INSTRUCTIONS TO FOLLOW: Say how many lines include "Worn", with no words around the number.

## start DATA ROWS

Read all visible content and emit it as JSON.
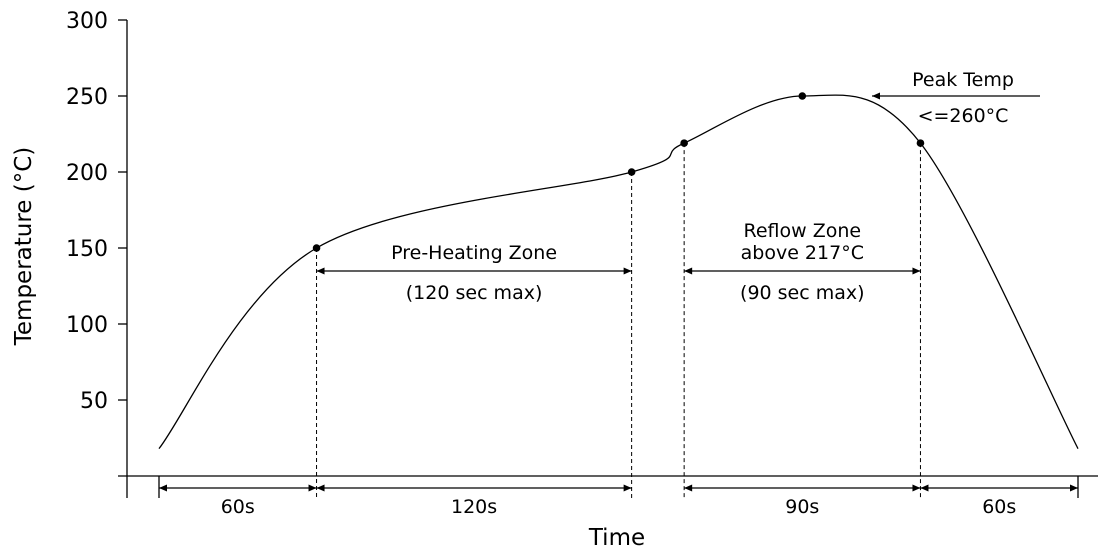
{
  "chart_data": {
    "type": "line",
    "title": "",
    "xlabel": "Time",
    "ylabel": "Temperature (°C)",
    "ylim": [
      0,
      300
    ],
    "yticks": [
      50,
      100,
      150,
      200,
      250,
      300
    ],
    "grid": false,
    "unit": "s",
    "key_points": [
      {
        "t": 0,
        "temp": 18
      },
      {
        "t": 60,
        "temp": 150
      },
      {
        "t": 180,
        "temp": 200
      },
      {
        "t": 200,
        "temp": 219
      },
      {
        "t": 245,
        "temp": 250
      },
      {
        "t": 290,
        "temp": 219
      },
      {
        "t": 350,
        "temp": 18
      }
    ],
    "markers": [
      {
        "t": 60,
        "temp": 150
      },
      {
        "t": 180,
        "temp": 200
      },
      {
        "t": 200,
        "temp": 219
      },
      {
        "t": 245,
        "temp": 250
      },
      {
        "t": 290,
        "temp": 219
      }
    ],
    "durations": [
      {
        "label": "60s",
        "start": 0,
        "end": 60
      },
      {
        "label": "120s",
        "start": 60,
        "end": 180
      },
      {
        "label": "90s",
        "start": 200,
        "end": 290
      },
      {
        "label": "60s",
        "start": 290,
        "end": 350
      }
    ],
    "zones": [
      {
        "lines": [
          "Pre-Heating Zone",
          "(120 sec max)"
        ],
        "start": 60,
        "end": 180
      },
      {
        "lines": [
          "Reflow Zone",
          "above 217°C",
          "(90 sec max)"
        ],
        "start": 200,
        "end": 290
      }
    ],
    "peak_annotation": {
      "lines": [
        "Peak Temp",
        "<=260°C"
      ],
      "t": 245,
      "temp": 250
    }
  }
}
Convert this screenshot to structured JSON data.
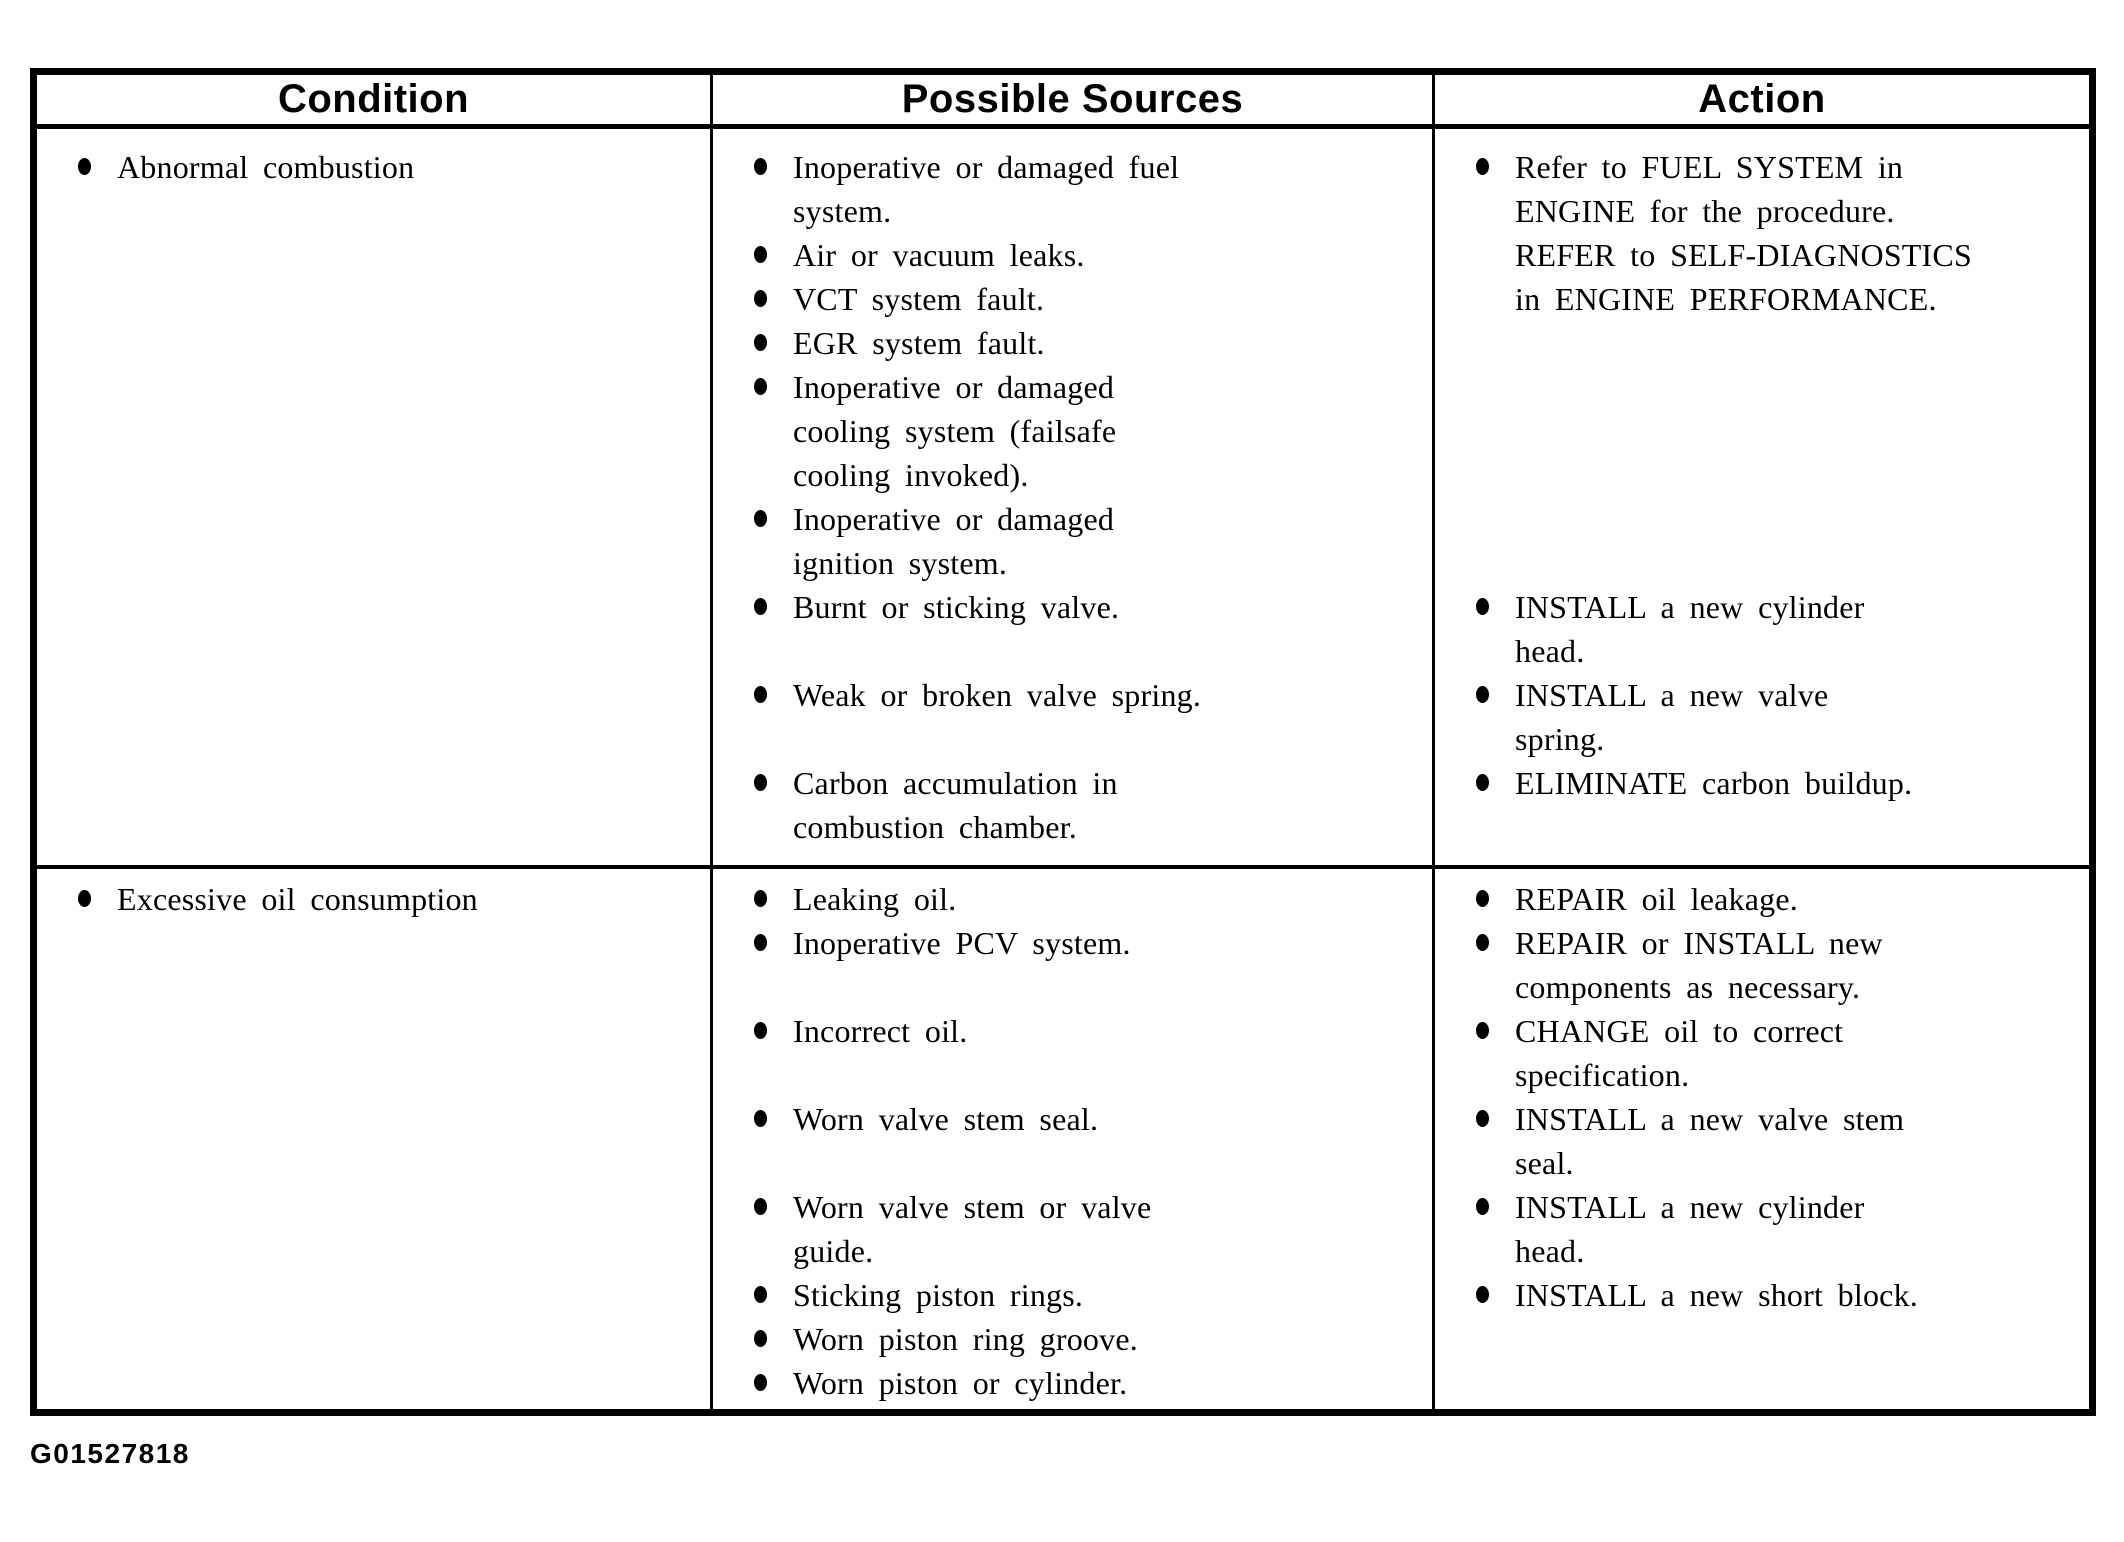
{
  "figure_code": "G01527818",
  "colors": {
    "ink": "#000000",
    "paper": "#ffffff"
  },
  "table": {
    "headers": [
      "Condition",
      "Possible Sources",
      "Action"
    ],
    "rows": [
      {
        "condition": "Abnormal combustion",
        "sources": [
          "Inoperative or damaged fuel\nsystem.",
          "Air or vacuum leaks.",
          "VCT system fault.",
          "EGR system fault.",
          "Inoperative or damaged\ncooling system (failsafe\ncooling invoked).",
          "Inoperative or damaged\nignition system.",
          "Burnt or sticking valve.",
          "Weak or broken valve spring.",
          "Carbon accumulation in\ncombustion chamber."
        ],
        "actions": [
          "Refer to FUEL SYSTEM in\nENGINE for the procedure.\nREFER to SELF-DIAGNOSTICS\nin ENGINE PERFORMANCE.",
          "INSTALL a new cylinder\nhead.",
          "INSTALL a new valve\nspring.",
          "ELIMINATE carbon buildup."
        ]
      },
      {
        "condition": "Excessive oil consumption",
        "sources": [
          "Leaking oil.",
          "Inoperative PCV system.",
          "Incorrect oil.",
          "Worn valve stem seal.",
          "Worn valve stem or valve\nguide.",
          "Sticking piston rings.",
          "Worn piston ring groove.",
          "Worn piston or cylinder."
        ],
        "actions": [
          "REPAIR oil leakage.",
          "REPAIR or INSTALL new\ncomponents as necessary.",
          "CHANGE oil to correct\nspecification.",
          "INSTALL a new valve stem\nseal.",
          "INSTALL a new cylinder\nhead.",
          "INSTALL a new short block."
        ]
      }
    ]
  }
}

## end DATA ROWS

PROBLEM SOLUTION: 4